Listing:
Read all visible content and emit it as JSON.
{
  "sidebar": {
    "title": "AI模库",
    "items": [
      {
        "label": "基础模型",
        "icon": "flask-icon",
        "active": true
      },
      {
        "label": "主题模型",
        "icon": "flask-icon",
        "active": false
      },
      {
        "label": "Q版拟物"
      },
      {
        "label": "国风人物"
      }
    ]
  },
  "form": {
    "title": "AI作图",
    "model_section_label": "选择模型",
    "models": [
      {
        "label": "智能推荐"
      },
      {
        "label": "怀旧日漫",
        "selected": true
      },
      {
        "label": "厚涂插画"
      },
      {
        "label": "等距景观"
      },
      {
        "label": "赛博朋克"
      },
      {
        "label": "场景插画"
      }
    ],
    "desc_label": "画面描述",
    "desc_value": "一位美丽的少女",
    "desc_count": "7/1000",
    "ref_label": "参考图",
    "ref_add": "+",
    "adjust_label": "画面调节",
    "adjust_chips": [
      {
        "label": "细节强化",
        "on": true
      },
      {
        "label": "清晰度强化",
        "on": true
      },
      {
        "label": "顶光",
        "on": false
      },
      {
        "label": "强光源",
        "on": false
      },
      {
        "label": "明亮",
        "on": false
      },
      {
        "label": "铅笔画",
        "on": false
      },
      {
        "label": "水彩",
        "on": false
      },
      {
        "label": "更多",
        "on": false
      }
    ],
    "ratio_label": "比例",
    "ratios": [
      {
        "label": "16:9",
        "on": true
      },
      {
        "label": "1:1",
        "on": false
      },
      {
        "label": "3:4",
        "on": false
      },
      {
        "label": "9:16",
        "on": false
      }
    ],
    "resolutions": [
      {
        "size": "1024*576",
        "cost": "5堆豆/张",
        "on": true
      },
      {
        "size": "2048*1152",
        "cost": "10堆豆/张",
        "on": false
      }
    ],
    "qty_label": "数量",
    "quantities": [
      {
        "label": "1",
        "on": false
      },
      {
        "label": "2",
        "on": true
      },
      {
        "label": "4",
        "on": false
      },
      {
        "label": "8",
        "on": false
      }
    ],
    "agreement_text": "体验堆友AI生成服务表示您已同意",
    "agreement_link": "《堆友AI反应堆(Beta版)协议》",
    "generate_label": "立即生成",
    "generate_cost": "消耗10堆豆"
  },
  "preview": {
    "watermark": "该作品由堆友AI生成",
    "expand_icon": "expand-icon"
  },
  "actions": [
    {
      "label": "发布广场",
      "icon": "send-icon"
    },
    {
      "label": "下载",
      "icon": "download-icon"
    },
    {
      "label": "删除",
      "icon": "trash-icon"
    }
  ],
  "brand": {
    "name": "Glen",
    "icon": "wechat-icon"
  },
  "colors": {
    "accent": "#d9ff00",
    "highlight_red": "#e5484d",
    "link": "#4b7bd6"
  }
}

Set exercise: Copy all of the material word for word.

Result:
Read all visible content and emit it as JSON.
{
  "sidebar": {
    "title": "AI模库",
    "items": [
      {
        "label": "基础模型",
        "icon": "flask-icon",
        "active": true
      },
      {
        "label": "主题模型",
        "icon": "flask-icon",
        "active": false
      },
      {
        "label": "Q版拟物"
      },
      {
        "label": "国风人物"
      }
    ]
  },
  "form": {
    "title": "AI作图",
    "model_section_label": "选择模型",
    "models": [
      {
        "label": "智能推荐"
      },
      {
        "label": "怀旧日漫",
        "selected": true
      },
      {
        "label": "厚涂插画"
      },
      {
        "label": "等距景观"
      },
      {
        "label": "赛博朋克"
      },
      {
        "label": "场景插画"
      }
    ],
    "desc_label": "画面描述",
    "desc_value": "一位美丽的少女",
    "desc_count": "7/1000",
    "ref_label": "参考图",
    "ref_add": "+",
    "adjust_label": "画面调节",
    "adjust_chips": [
      {
        "label": "细节强化",
        "on": true
      },
      {
        "label": "清晰度强化",
        "on": true
      },
      {
        "label": "顶光",
        "on": false
      },
      {
        "label": "强光源",
        "on": false
      },
      {
        "label": "明亮",
        "on": false
      },
      {
        "label": "铅笔画",
        "on": false
      },
      {
        "label": "水彩",
        "on": false
      },
      {
        "label": "更多",
        "on": false
      }
    ],
    "ratio_label": "比例",
    "ratios": [
      {
        "label": "16:9",
        "on": true
      },
      {
        "label": "1:1",
        "on": false
      },
      {
        "label": "3:4",
        "on": false
      },
      {
        "label": "9:16",
        "on": false
      }
    ],
    "resolutions": [
      {
        "size": "1024*576",
        "cost": "5堆豆/张",
        "on": true
      },
      {
        "size": "2048*1152",
        "cost": "10堆豆/张",
        "on": false
      }
    ],
    "qty_label": "数量",
    "quantities": [
      {
        "label": "1",
        "on": false
      },
      {
        "label": "2",
        "on": true
      },
      {
        "label": "4",
        "on": false
      },
      {
        "label": "8",
        "on": false
      }
    ],
    "agreement_text": "体验堆友AI生成服务表示您已同意",
    "agreement_link": "《堆友AI反应堆(Beta版)协议》",
    "generate_label": "立即生成",
    "generate_cost": "消耗10堆豆"
  },
  "preview": {
    "watermark": "该作品由堆友AI生成",
    "expand_icon": "expand-icon"
  },
  "actions": [
    {
      "label": "发布广场",
      "icon": "send-icon"
    },
    {
      "label": "下载",
      "icon": "download-icon"
    },
    {
      "label": "删除",
      "icon": "trash-icon"
    }
  ],
  "brand": {
    "name": "Glen",
    "icon": "wechat-icon"
  },
  "colors": {
    "accent": "#d9ff00",
    "highlight_red": "#e5484d",
    "link": "#4b7bd6"
  }
}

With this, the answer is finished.